Extract and list every line that contains the word "this".

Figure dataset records
************

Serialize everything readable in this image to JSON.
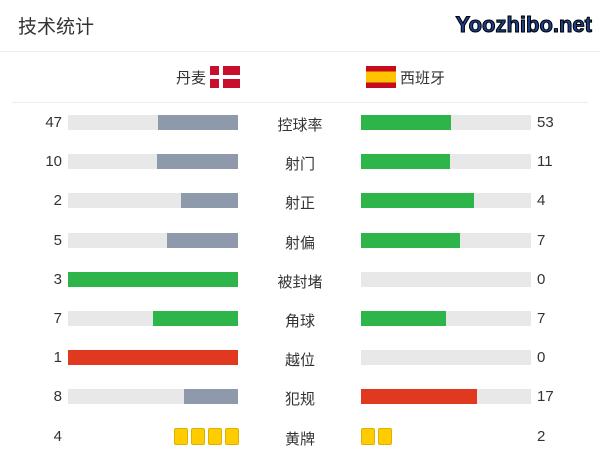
{
  "title": "技术统计",
  "home": {
    "name": "丹麦",
    "flag": "denmark-flag"
  },
  "away": {
    "name": "西班牙",
    "flag": "spain-flag"
  },
  "colors": {
    "gray": "#8e9aab",
    "green": "#2db54a",
    "red": "#e0391f",
    "track": "#e8e8e8",
    "yellow": "#ffcc00"
  },
  "stats": [
    {
      "label": "控球率",
      "home": "47",
      "away": "53",
      "home_pct": 47,
      "away_pct": 53,
      "home_color": "#8e9aab",
      "away_color": "#2db54a"
    },
    {
      "label": "射门",
      "home": "10",
      "away": "11",
      "home_pct": 47.6,
      "away_pct": 52.4,
      "home_color": "#8e9aab",
      "away_color": "#2db54a"
    },
    {
      "label": "射正",
      "home": "2",
      "away": "4",
      "home_pct": 33.3,
      "away_pct": 66.7,
      "home_color": "#8e9aab",
      "away_color": "#2db54a"
    },
    {
      "label": "射偏",
      "home": "5",
      "away": "7",
      "home_pct": 41.7,
      "away_pct": 58.3,
      "home_color": "#8e9aab",
      "away_color": "#2db54a"
    },
    {
      "label": "被封堵",
      "home": "3",
      "away": "0",
      "home_pct": 100,
      "away_pct": 0,
      "home_color": "#2db54a",
      "away_color": "#2db54a"
    },
    {
      "label": "角球",
      "home": "7",
      "away": "7",
      "home_pct": 50,
      "away_pct": 50,
      "home_color": "#2db54a",
      "away_color": "#2db54a"
    },
    {
      "label": "越位",
      "home": "1",
      "away": "0",
      "home_pct": 100,
      "away_pct": 0,
      "home_color": "#e0391f",
      "away_color": "#e0391f"
    },
    {
      "label": "犯规",
      "home": "8",
      "away": "17",
      "home_pct": 32,
      "away_pct": 68,
      "home_color": "#8e9aab",
      "away_color": "#e0391f"
    }
  ],
  "yellow": {
    "label": "黄牌",
    "home": "4",
    "away": "2",
    "home_cards": 4,
    "away_cards": 2
  },
  "watermark": "Yoozhibo.net"
}
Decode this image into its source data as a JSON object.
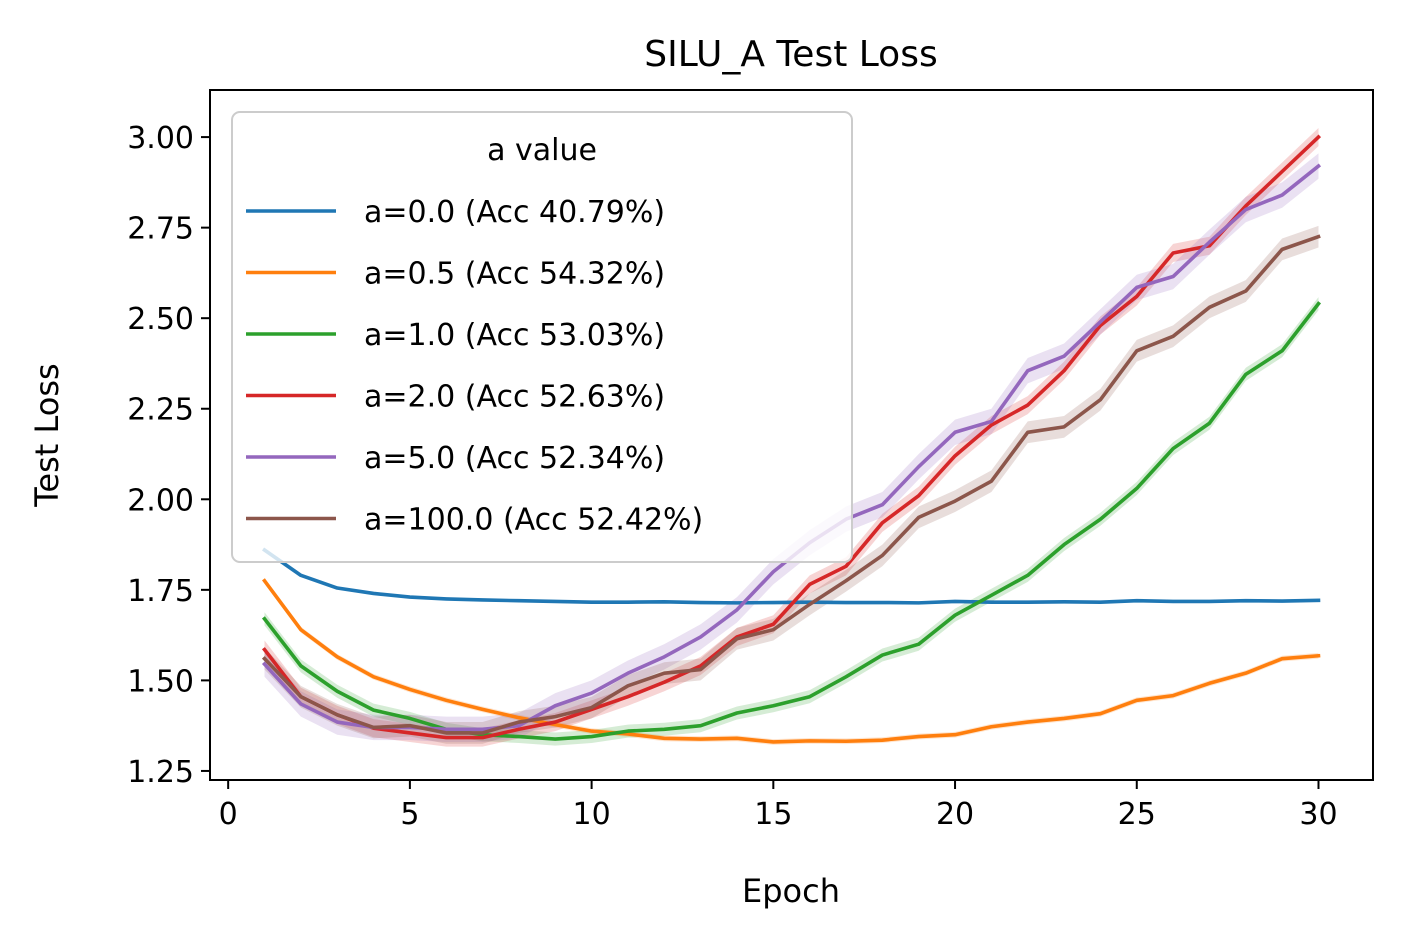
{
  "chart_data": {
    "type": "line",
    "title": "SILU_A Test Loss",
    "xlabel": "Epoch",
    "ylabel": "Test Loss",
    "xlim": [
      -0.5,
      31.5
    ],
    "ylim": [
      1.225,
      3.13
    ],
    "xticks": [
      0,
      5,
      10,
      15,
      20,
      25,
      30
    ],
    "yticks": [
      1.25,
      1.5,
      1.75,
      2.0,
      2.25,
      2.5,
      2.75,
      3.0
    ],
    "ytick_labels": [
      "1.25",
      "1.50",
      "1.75",
      "2.00",
      "2.25",
      "2.50",
      "2.75",
      "3.00"
    ],
    "grid": false,
    "legend": {
      "title": "a value",
      "position": "upper-left"
    },
    "x": [
      1,
      2,
      3,
      4,
      5,
      6,
      7,
      8,
      9,
      10,
      11,
      12,
      13,
      14,
      15,
      16,
      17,
      18,
      19,
      20,
      21,
      22,
      23,
      24,
      25,
      26,
      27,
      28,
      29,
      30
    ],
    "series": [
      {
        "name": "a=0.0 (Acc 40.79%)",
        "color": "#1f77b4",
        "values": [
          1.86,
          1.79,
          1.755,
          1.74,
          1.73,
          1.725,
          1.722,
          1.72,
          1.718,
          1.716,
          1.716,
          1.717,
          1.715,
          1.714,
          1.715,
          1.716,
          1.715,
          1.715,
          1.714,
          1.718,
          1.716,
          1.716,
          1.717,
          1.716,
          1.72,
          1.718,
          1.718,
          1.72,
          1.719,
          1.721
        ],
        "band": 0.004
      },
      {
        "name": "a=0.5 (Acc 54.32%)",
        "color": "#ff7f0e",
        "values": [
          1.775,
          1.64,
          1.565,
          1.51,
          1.475,
          1.445,
          1.42,
          1.397,
          1.378,
          1.36,
          1.352,
          1.34,
          1.338,
          1.34,
          1.33,
          1.333,
          1.332,
          1.335,
          1.345,
          1.35,
          1.372,
          1.385,
          1.395,
          1.408,
          1.445,
          1.458,
          1.492,
          1.52,
          1.56,
          1.568
        ],
        "band": 0.008
      },
      {
        "name": "a=1.0 (Acc 53.03%)",
        "color": "#2ca02c",
        "values": [
          1.67,
          1.54,
          1.47,
          1.418,
          1.395,
          1.365,
          1.35,
          1.345,
          1.338,
          1.345,
          1.36,
          1.365,
          1.375,
          1.41,
          1.43,
          1.455,
          1.51,
          1.57,
          1.6,
          1.68,
          1.735,
          1.79,
          1.875,
          1.945,
          2.03,
          2.14,
          2.21,
          2.345,
          2.41,
          2.54
        ],
        "band": 0.018
      },
      {
        "name": "a=2.0 (Acc 52.63%)",
        "color": "#d62728",
        "values": [
          1.585,
          1.455,
          1.405,
          1.368,
          1.355,
          1.342,
          1.342,
          1.365,
          1.385,
          1.42,
          1.455,
          1.495,
          1.54,
          1.62,
          1.655,
          1.765,
          1.815,
          1.935,
          2.01,
          2.12,
          2.205,
          2.26,
          2.355,
          2.48,
          2.56,
          2.68,
          2.7,
          2.81,
          2.905,
          3.0
        ],
        "band": 0.025
      },
      {
        "name": "a=5.0 (Acc 52.34%)",
        "color": "#9467bd",
        "values": [
          1.545,
          1.435,
          1.385,
          1.37,
          1.37,
          1.365,
          1.365,
          1.375,
          1.43,
          1.465,
          1.52,
          1.565,
          1.62,
          1.695,
          1.8,
          1.88,
          1.945,
          1.985,
          2.09,
          2.185,
          2.215,
          2.355,
          2.395,
          2.49,
          2.585,
          2.615,
          2.71,
          2.8,
          2.84,
          2.92
        ],
        "band": 0.035
      },
      {
        "name": "a=100.0 (Acc 52.42%)",
        "color": "#8c564b",
        "values": [
          1.56,
          1.455,
          1.405,
          1.37,
          1.375,
          1.355,
          1.355,
          1.385,
          1.4,
          1.425,
          1.485,
          1.52,
          1.53,
          1.615,
          1.64,
          1.71,
          1.775,
          1.845,
          1.95,
          1.995,
          2.05,
          2.185,
          2.2,
          2.275,
          2.41,
          2.45,
          2.53,
          2.575,
          2.69,
          2.725
        ],
        "band": 0.03
      }
    ]
  }
}
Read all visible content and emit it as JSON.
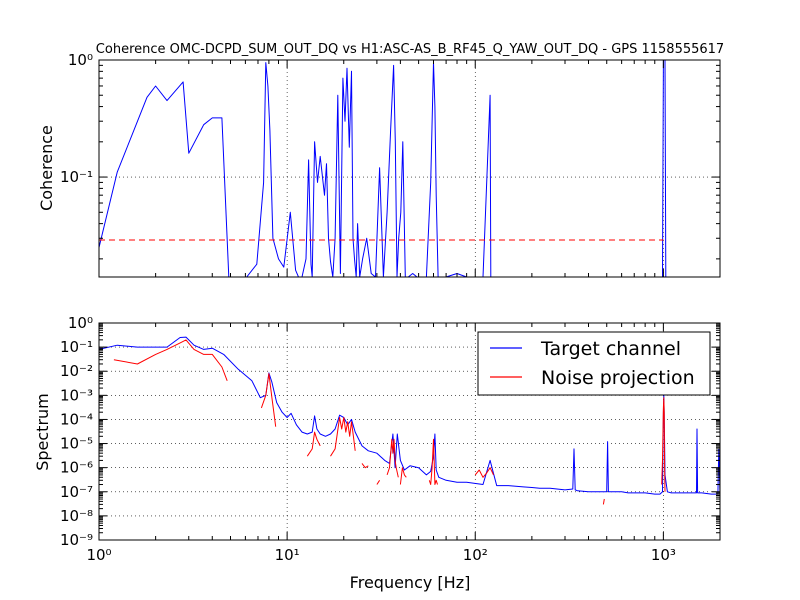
{
  "chart_data": [
    {
      "type": "line",
      "title": "Coherence OMC-DCPD_SUM_OUT_DQ vs H1:ASC-AS_B_RF45_Q_YAW_OUT_DQ - GPS 1158555617",
      "xlabel": "",
      "ylabel": "Coherence",
      "xscale": "log",
      "yscale": "log",
      "xlim": [
        1,
        2000
      ],
      "ylim": [
        0.014,
        1
      ],
      "grid": true,
      "y_tick_labels": [
        "10^-1",
        "10^0"
      ],
      "series": [
        {
          "color": "#0000ff",
          "x": [
            1,
            1.25,
            1.8,
            2,
            2.3,
            2.8,
            3.0,
            3.6,
            4.0,
            4.5,
            4.9,
            6.1,
            6.9,
            7.5,
            7.7,
            7.9,
            8.1,
            8.4,
            9.0,
            9.6,
            10.4,
            11.1,
            11.5,
            12.0,
            12.6,
            13.0,
            13.4,
            13.6,
            14.0,
            14.5,
            15.0,
            15.8,
            16.2,
            16.6,
            17.0,
            17.5,
            18.0,
            18.6,
            19.2,
            19.8,
            20.3,
            20.8,
            21.4,
            22.0,
            22.4,
            22.8,
            23.3,
            23.7,
            24.3,
            25.2,
            26.5,
            28.0,
            29.5,
            31.0,
            32.5,
            34.0,
            35.5,
            36.8,
            37.6,
            38.4,
            39.2,
            40.2,
            41.2,
            42.5,
            44.0,
            46.5,
            49.0,
            52.0,
            55.0,
            58.0,
            60.0,
            61.0,
            62.0,
            63.5,
            66.0,
            70.0,
            80.0,
            90.0,
            110.0,
            120.0,
            121.0,
            122.0,
            140.0,
            160.0,
            180.0,
            200.0,
            250.0,
            300.0,
            330.0,
            340.0,
            400.0,
            450.0,
            480.0,
            500.0,
            505.0,
            520.0,
            600.0,
            700.0,
            800.0,
            900.0,
            960.0,
            990.0,
            1000.0,
            1005.0,
            1010.0,
            1020.0,
            1030.0,
            1100.0,
            1300.0,
            1500.0,
            2000.0
          ],
          "y": [
            0.025,
            0.11,
            0.48,
            0.6,
            0.45,
            0.65,
            0.16,
            0.28,
            0.32,
            0.32,
            0.014,
            0.014,
            0.018,
            0.09,
            0.95,
            0.6,
            0.25,
            0.03,
            0.02,
            0.017,
            0.05,
            0.016,
            0.014,
            0.014,
            0.02,
            0.14,
            0.018,
            0.014,
            0.2,
            0.09,
            0.15,
            0.07,
            0.13,
            0.03,
            0.019,
            0.014,
            0.03,
            0.5,
            0.015,
            0.7,
            0.3,
            0.85,
            0.18,
            0.8,
            0.03,
            0.02,
            0.014,
            0.04,
            0.014,
            0.02,
            0.03,
            0.015,
            0.014,
            0.12,
            0.014,
            0.05,
            0.25,
            0.9,
            0.2,
            0.014,
            0.03,
            0.05,
            0.2,
            0.014,
            0.014,
            0.015,
            0.014,
            0.014,
            0.014,
            0.09,
            0.95,
            0.4,
            0.07,
            0.014,
            0.014,
            0.014,
            0.015,
            0.014,
            0.014,
            0.5,
            0.014,
            0.014,
            0.014,
            0.014,
            0.014,
            0.014,
            0.014,
            0.014,
            0.014,
            0.014,
            0.014,
            0.014,
            0.014,
            0.014,
            0.014,
            0.014,
            0.014,
            0.014,
            0.014,
            0.014,
            0.014,
            0.014,
            1.0,
            1.0,
            1.0,
            1.0,
            0.014,
            0.014,
            0.014,
            0.014,
            0.014
          ]
        },
        {
          "color": "#ff0000",
          "style": "dashed",
          "x": [
            1,
            1000
          ],
          "y": [
            0.029,
            0.029
          ]
        }
      ]
    },
    {
      "type": "line",
      "title": "",
      "xlabel": "Frequency [Hz]",
      "ylabel": "Spectrum",
      "xscale": "log",
      "yscale": "log",
      "xlim": [
        1,
        2000
      ],
      "ylim": [
        1e-09,
        1
      ],
      "grid": true,
      "legend_position": "top-right",
      "x_tick_labels": [
        "10^0",
        "10^1",
        "10^2",
        "10^3"
      ],
      "y_tick_labels": [
        "10^-9",
        "10^-8",
        "10^-7",
        "10^-6",
        "10^-5",
        "10^-4",
        "10^-3",
        "10^-2",
        "10^-1",
        "10^0"
      ],
      "series": [
        {
          "name": "Target channel",
          "color": "#0000ff",
          "x": [
            1,
            1.25,
            1.6,
            2,
            2.3,
            2.7,
            2.9,
            3.2,
            3.6,
            4.0,
            4.6,
            5.5,
            6.5,
            7.2,
            7.7,
            8.0,
            8.3,
            8.8,
            9.4,
            10,
            10.5,
            11.2,
            12,
            12.8,
            13.6,
            14.0,
            14.4,
            15,
            16,
            17,
            18,
            19,
            20,
            21,
            22,
            23,
            25,
            27,
            30,
            33,
            35,
            36.5,
            37.5,
            38.5,
            40,
            42,
            45,
            50,
            55,
            58,
            60,
            61,
            62,
            64,
            70,
            80,
            90,
            110,
            120,
            130,
            150,
            180,
            200,
            220,
            250,
            300,
            330,
            335,
            340,
            350,
            400,
            450,
            500,
            505,
            510,
            550,
            600,
            650,
            700,
            800,
            900,
            960,
            990,
            1000,
            1005,
            1010,
            1020,
            1050,
            1100,
            1200,
            1300,
            1400,
            1500,
            1510,
            1520,
            1600,
            1800,
            1950,
            1970,
            2000
          ],
          "y": [
            0.08,
            0.12,
            0.1,
            0.1,
            0.1,
            0.25,
            0.26,
            0.12,
            0.08,
            0.09,
            0.05,
            0.012,
            0.004,
            0.0008,
            0.001,
            0.0085,
            0.0035,
            0.0005,
            0.0002,
            0.00012,
            0.00018,
            6e-05,
            3e-05,
            2.5e-05,
            3e-05,
            0.00014,
            4e-05,
            2.5e-05,
            2e-05,
            2.5e-05,
            4e-05,
            0.00015,
            0.00012,
            6e-05,
            0.0001,
            3e-05,
            8e-06,
            5e-06,
            4e-06,
            2e-06,
            1.5e-06,
            2.5e-05,
            1e-06,
            2.5e-05,
            2e-06,
            8e-07,
            1.2e-06,
            1e-06,
            5e-07,
            7e-07,
            3e-06,
            2.5e-05,
            8e-07,
            4e-07,
            3e-07,
            2.5e-07,
            2.5e-07,
            2e-07,
            2e-06,
            1.8e-07,
            1.8e-07,
            1.6e-07,
            1.5e-07,
            1.4e-07,
            1.4e-07,
            1.2e-07,
            1.3e-07,
            6e-06,
            1.2e-07,
            1.1e-07,
            1e-07,
            1e-07,
            1e-07,
            1.2e-05,
            1e-07,
            1e-07,
            1e-07,
            9e-08,
            9e-08,
            9e-08,
            8e-08,
            8e-08,
            1e-07,
            0.0002,
            0.001,
            0.0002,
            5e-07,
            1e-07,
            9e-08,
            9e-08,
            9e-08,
            9e-08,
            9e-08,
            4e-05,
            9e-08,
            9e-08,
            8e-08,
            8e-08,
            6e-06,
            8e-08
          ]
        },
        {
          "name": "Noise projection",
          "color": "#ff0000",
          "x": [
            1.2,
            1.6,
            2,
            2.3,
            2.7,
            2.9,
            3.2,
            3.6,
            4.0,
            4.5,
            4.8,
            null,
            7.3,
            7.7,
            8.0,
            8.3,
            8.7,
            null,
            12.8,
            13.6,
            14.0,
            14.4,
            15,
            null,
            17,
            18,
            19,
            19.5,
            20,
            20.5,
            21,
            21.5,
            22,
            22.5,
            23,
            null,
            25,
            26,
            27,
            null,
            30,
            31,
            null,
            34,
            35,
            36,
            36.5,
            37,
            37.5,
            38,
            39,
            null,
            40,
            41,
            42,
            43,
            null,
            57,
            58,
            59,
            60,
            61,
            62,
            63,
            null,
            100,
            105,
            110,
            115,
            120,
            125,
            null,
            480,
            485,
            null,
            980,
            990,
            1000,
            1005,
            1010,
            1015,
            1020
          ],
          "y": [
            0.03,
            0.02,
            0.05,
            0.08,
            0.15,
            0.2,
            0.08,
            0.05,
            0.05,
            0.015,
            0.004,
            null,
            0.0003,
            0.001,
            0.008,
            0.0008,
            5e-05,
            null,
            3e-06,
            6e-06,
            3e-05,
            1.5e-05,
            8e-06,
            null,
            3e-06,
            6e-06,
            0.00012,
            4e-05,
            0.00012,
            3e-05,
            8e-05,
            2e-05,
            8e-05,
            2e-05,
            5e-06,
            null,
            1.5e-06,
            1e-06,
            1.2e-06,
            null,
            2e-07,
            3e-07,
            null,
            5e-07,
            1e-06,
            1.5e-05,
            4e-06,
            1.5e-05,
            2e-06,
            1e-06,
            4e-07,
            null,
            2e-07,
            1e-06,
            5e-07,
            4e-07,
            null,
            3e-07,
            2e-07,
            1e-06,
            1.5e-05,
            2e-07,
            3e-07,
            2e-07,
            null,
            5e-07,
            8e-07,
            4e-07,
            6e-07,
            1e-06,
            5e-07,
            null,
            3e-08,
            5e-08,
            null,
            2e-07,
            2e-06,
            0.0003,
            0.0008,
            0.0002,
            1e-06,
            1e-07
          ]
        }
      ]
    }
  ]
}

************

_ANSWER_
Serialize everything readable in this image to JSON.
Decode this image into its source data as a JSON object.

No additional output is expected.